━━━━━ The data

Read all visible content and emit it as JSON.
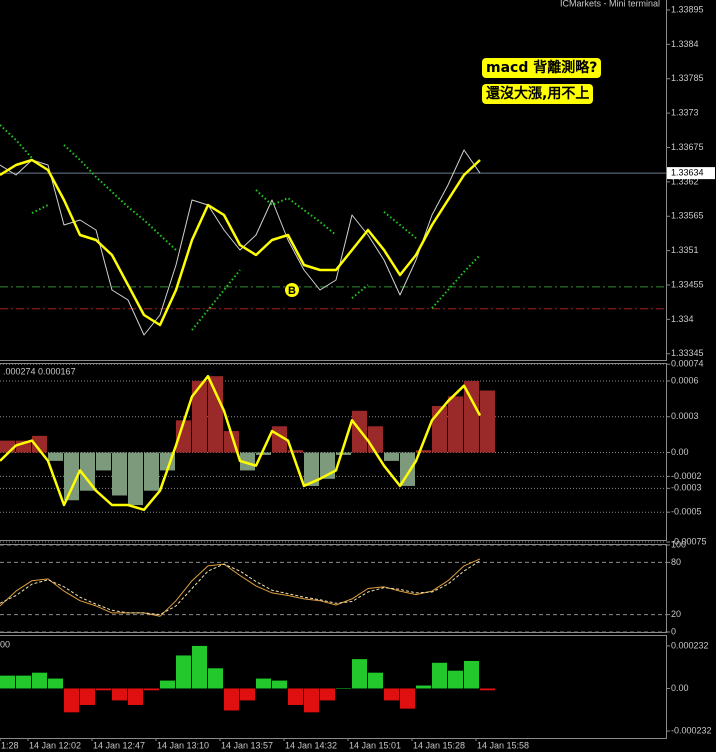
{
  "chart_data": [
    {
      "type": "line",
      "title": "ICMarkets - Mini terminal",
      "xlim": [
        0,
        166.5
      ],
      "ylim": [
        1.33335,
        1.33911
      ],
      "yticks": [
        1.33895,
        1.3384,
        1.33785,
        1.3373,
        1.33675,
        1.3362,
        1.33565,
        1.3351,
        1.33455,
        1.334,
        1.33345
      ],
      "grid": false,
      "x": [
        0,
        4,
        8,
        12,
        16,
        20,
        24,
        28,
        32,
        36,
        40,
        44,
        48,
        52,
        56,
        60,
        64,
        68,
        72,
        76,
        80,
        84,
        88,
        92,
        96,
        100,
        104,
        108,
        112,
        116,
        120
      ],
      "series": [
        {
          "color": "#d0d0d0",
          "style": "solid",
          "values": [
            1.33647,
            1.33631,
            1.33655,
            1.33647,
            1.33551,
            1.33559,
            1.33543,
            1.33447,
            1.33431,
            1.33375,
            1.33407,
            1.33487,
            1.33591,
            1.33583,
            1.33543,
            1.33511,
            1.33535,
            1.33591,
            1.33527,
            1.33479,
            1.33447,
            1.33463,
            1.33567,
            1.33535,
            1.33495,
            1.33439,
            1.33495,
            1.33567,
            1.33615,
            1.33671,
            1.33634
          ]
        },
        {
          "color": "#ffff00",
          "style": "thick",
          "values": [
            1.33631,
            1.33647,
            1.33655,
            1.33639,
            1.33591,
            1.33535,
            1.33527,
            1.33503,
            1.33455,
            1.33407,
            1.33391,
            1.33447,
            1.33527,
            1.33583,
            1.33567,
            1.33519,
            1.33503,
            1.33527,
            1.33535,
            1.33487,
            1.33479,
            1.33479,
            1.33511,
            1.33543,
            1.33511,
            1.33471,
            1.33503,
            1.33551,
            1.33591,
            1.33631,
            1.33655
          ]
        },
        {
          "color": "#22cc22",
          "style": "dotted",
          "values": [
            1.33711,
            1.33687,
            1.33658,
            null,
            1.33679,
            1.33655,
            1.33628,
            1.33604,
            1.3358,
            1.33559,
            1.33535,
            1.33511,
            null,
            null,
            null,
            null,
            1.33607,
            1.33583,
            1.33594,
            1.33575,
            1.33556,
            1.33535,
            null,
            null,
            1.33572,
            1.33551,
            1.3353,
            null,
            null,
            null,
            null
          ]
        },
        {
          "color": "#22cc22",
          "style": "dotted",
          "values": [
            null,
            null,
            1.3357,
            1.33583,
            null,
            null,
            null,
            null,
            null,
            null,
            null,
            null,
            1.33383,
            1.33415,
            1.33447,
            1.33479,
            null,
            null,
            null,
            null,
            null,
            null,
            1.33434,
            1.33455,
            null,
            null,
            null,
            1.33418,
            1.33447,
            1.33476,
            1.33503
          ]
        }
      ],
      "levels": [
        {
          "value": 1.33634,
          "color": "#6a7c8c",
          "style": "solid"
        },
        {
          "value": 1.33452,
          "color": "#2e8b2e",
          "style": "dashdot"
        },
        {
          "value": 1.33417,
          "color": "#a02020",
          "style": "dashdot"
        }
      ],
      "annotations": [
        "macd 背離測略?",
        "還沒大漲,用不上"
      ],
      "marker": {
        "text": "B",
        "x": 73,
        "y": 1.33447
      }
    },
    {
      "type": "combo",
      "label": ".000274 0.000167",
      "xlim": [
        0,
        166.5
      ],
      "ylim": [
        -0.000733,
        0.000742
      ],
      "yticks": [
        0.00074,
        0.0006,
        0.0003,
        {
          "value": 0,
          "label": "0.00"
        },
        -0.0002,
        -0.0003,
        -0.0005,
        -0.00075
      ],
      "grid": true,
      "grid_style": "dotted",
      "x": [
        0,
        4,
        8,
        12,
        16,
        20,
        24,
        28,
        32,
        36,
        40,
        44,
        48,
        52,
        56,
        60,
        64,
        68,
        72,
        76,
        80,
        84,
        88,
        92,
        96,
        100,
        104,
        108,
        112,
        116,
        120
      ],
      "series": [
        {
          "style": "bar",
          "positive_color": "#9a2a2a",
          "negative_color": "#7d9a7d",
          "values": [
            0.0001,
            0.0001,
            0.00014,
            -7e-05,
            -0.0004,
            -0.00032,
            -0.00015,
            -0.00036,
            -0.00044,
            -0.00032,
            -0.00015,
            0.00027,
            0.0006,
            0.00064,
            0.00018,
            -0.00015,
            -2e-05,
            0.00022,
            2e-05,
            -0.00028,
            -0.00022,
            -2e-05,
            0.00035,
            0.00022,
            -7e-05,
            -0.00028,
            2e-05,
            0.00039,
            0.00047,
            0.0006,
            0.00052
          ]
        },
        {
          "style": "thick",
          "color": "#ffff00",
          "values": [
            -7e-05,
            6e-05,
            0.0001,
            -7e-05,
            -0.00044,
            -0.00015,
            -0.00032,
            -0.00044,
            -0.00044,
            -0.00048,
            -0.00032,
            6e-05,
            0.00047,
            0.00064,
            0.00035,
            -7e-05,
            -0.00011,
            0.00018,
            0.0001,
            -0.00028,
            -0.00022,
            -0.00015,
            0.00027,
            0.0001,
            -0.00011,
            -0.00028,
            -7e-05,
            0.00027,
            0.00043,
            0.00056,
            0.00031
          ]
        }
      ]
    },
    {
      "type": "line",
      "xlim": [
        0,
        166.5
      ],
      "ylim": [
        0,
        100
      ],
      "yticks": [
        100,
        80,
        20,
        0
      ],
      "grid": true,
      "grid_style": "dashed",
      "x": [
        0,
        4,
        8,
        12,
        16,
        20,
        24,
        28,
        32,
        36,
        40,
        44,
        48,
        52,
        56,
        60,
        64,
        68,
        72,
        76,
        80,
        84,
        88,
        92,
        96,
        100,
        104,
        108,
        112,
        116,
        120
      ],
      "series": [
        {
          "style": "solid",
          "color": "#e0a040",
          "values": [
            30,
            47,
            59,
            61,
            47,
            36,
            30,
            22,
            22,
            22,
            18,
            36,
            59,
            76,
            78,
            65,
            53,
            45,
            42,
            38,
            36,
            31,
            38,
            50,
            52,
            47,
            43,
            47,
            59,
            76,
            84
          ]
        },
        {
          "style": "dashed",
          "color": "#f0e0b0",
          "values": [
            33,
            42,
            55,
            60,
            52,
            40,
            32,
            25,
            22,
            22,
            20,
            30,
            50,
            70,
            78,
            70,
            58,
            48,
            44,
            40,
            37,
            33,
            35,
            46,
            51,
            49,
            45,
            46,
            55,
            70,
            82
          ]
        }
      ]
    },
    {
      "type": "bar",
      "label": "00",
      "xlim": [
        0,
        166.5
      ],
      "ylim": [
        -0.00027,
        0.000286
      ],
      "yticks": [
        0.000232,
        {
          "value": 0,
          "label": "0.00"
        },
        -0.000232
      ],
      "grid": false,
      "x": [
        0,
        4,
        8,
        12,
        16,
        20,
        24,
        28,
        32,
        36,
        40,
        44,
        48,
        52,
        56,
        60,
        64,
        68,
        72,
        76,
        80,
        84,
        88,
        92,
        96,
        100,
        104,
        108,
        112,
        116,
        120
      ],
      "xticks": [
        {
          "value": 0,
          "label": "1:28"
        },
        {
          "value": 7,
          "label": "14 Jan 12:02"
        },
        {
          "value": 23,
          "label": "14 Jan 12:47"
        },
        {
          "value": 39,
          "label": "14 Jan 13:10"
        },
        {
          "value": 55,
          "label": "14 Jan 13:57"
        },
        {
          "value": 71,
          "label": "14 Jan 14:32"
        },
        {
          "value": 87,
          "label": "14 Jan 15:01"
        },
        {
          "value": 103,
          "label": "14 Jan 15:28"
        },
        {
          "value": 119,
          "label": "14 Jan 15:58"
        }
      ],
      "series": [
        {
          "style": "bar",
          "positive_color": "#22c82c",
          "negative_color": "#e01010",
          "values": [
            7e-05,
            7e-05,
            8.6e-05,
            5.4e-05,
            -0.00013,
            -9e-05,
            -1e-05,
            -6.5e-05,
            -9e-05,
            -1e-05,
            4.3e-05,
            0.00018,
            0.000232,
            0.00011,
            -0.00012,
            -6.5e-05,
            5.4e-05,
            4.3e-05,
            -9e-05,
            -0.00013,
            -6.5e-05,
            0,
            0.00016,
            8.6e-05,
            -6.5e-05,
            -0.00011,
            1.6e-05,
            0.00014,
            9.7e-05,
            0.00015,
            -1e-05
          ]
        }
      ]
    }
  ]
}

━━━━━━━━━━

## Task goal:
In the records above, find each line holding "type" and copy it.

## Final result:
      "type": "line",
      "type": "combo",
      "type": "line",
      "type": "bar",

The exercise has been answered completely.